Repeat the entire listing exactly.

- The data
________________

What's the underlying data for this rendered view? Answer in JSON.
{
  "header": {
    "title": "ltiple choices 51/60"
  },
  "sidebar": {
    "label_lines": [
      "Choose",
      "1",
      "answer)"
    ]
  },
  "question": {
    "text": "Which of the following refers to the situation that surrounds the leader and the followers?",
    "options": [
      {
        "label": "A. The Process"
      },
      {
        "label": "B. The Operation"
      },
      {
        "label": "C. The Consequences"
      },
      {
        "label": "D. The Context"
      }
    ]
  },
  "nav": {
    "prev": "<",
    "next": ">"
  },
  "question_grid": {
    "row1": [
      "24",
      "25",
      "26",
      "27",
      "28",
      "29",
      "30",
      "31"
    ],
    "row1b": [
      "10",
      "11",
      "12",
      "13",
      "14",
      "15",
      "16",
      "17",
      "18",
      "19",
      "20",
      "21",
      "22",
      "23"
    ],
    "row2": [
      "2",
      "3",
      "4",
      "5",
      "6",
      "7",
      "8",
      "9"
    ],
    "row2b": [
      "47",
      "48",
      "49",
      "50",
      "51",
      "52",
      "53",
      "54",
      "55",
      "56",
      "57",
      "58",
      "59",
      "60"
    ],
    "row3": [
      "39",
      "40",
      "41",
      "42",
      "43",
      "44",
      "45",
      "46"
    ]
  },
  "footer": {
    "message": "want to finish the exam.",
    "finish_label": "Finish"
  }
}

________________

- Solved exercise
What's the underlying data for this rendered view? Answer in JSON.
{
  "header": {
    "title": "ltiple choices 51/60"
  },
  "sidebar": {
    "label_lines": [
      "Choose",
      "1",
      "answer)"
    ]
  },
  "question": {
    "text": "Which of the following refers to the situation that surrounds the leader and the followers?",
    "options": [
      {
        "label": "A. The Process"
      },
      {
        "label": "B. The Operation"
      },
      {
        "label": "C. The Consequences"
      },
      {
        "label": "D. The Context"
      }
    ]
  },
  "nav": {
    "prev": "<",
    "next": ">"
  },
  "question_grid": {
    "row1": [
      "24",
      "25",
      "26",
      "27",
      "28",
      "29",
      "30",
      "31"
    ],
    "row1b": [
      "10",
      "11",
      "12",
      "13",
      "14",
      "15",
      "16",
      "17",
      "18",
      "19",
      "20",
      "21",
      "22",
      "23"
    ],
    "row2": [
      "2",
      "3",
      "4",
      "5",
      "6",
      "7",
      "8",
      "9"
    ],
    "row2b": [
      "47",
      "48",
      "49",
      "50",
      "51",
      "52",
      "53",
      "54",
      "55",
      "56",
      "57",
      "58",
      "59",
      "60"
    ],
    "row3": [
      "39",
      "40",
      "41",
      "42",
      "43",
      "44",
      "45",
      "46"
    ]
  },
  "footer": {
    "message": "want to finish the exam.",
    "finish_label": "Finish"
  }
}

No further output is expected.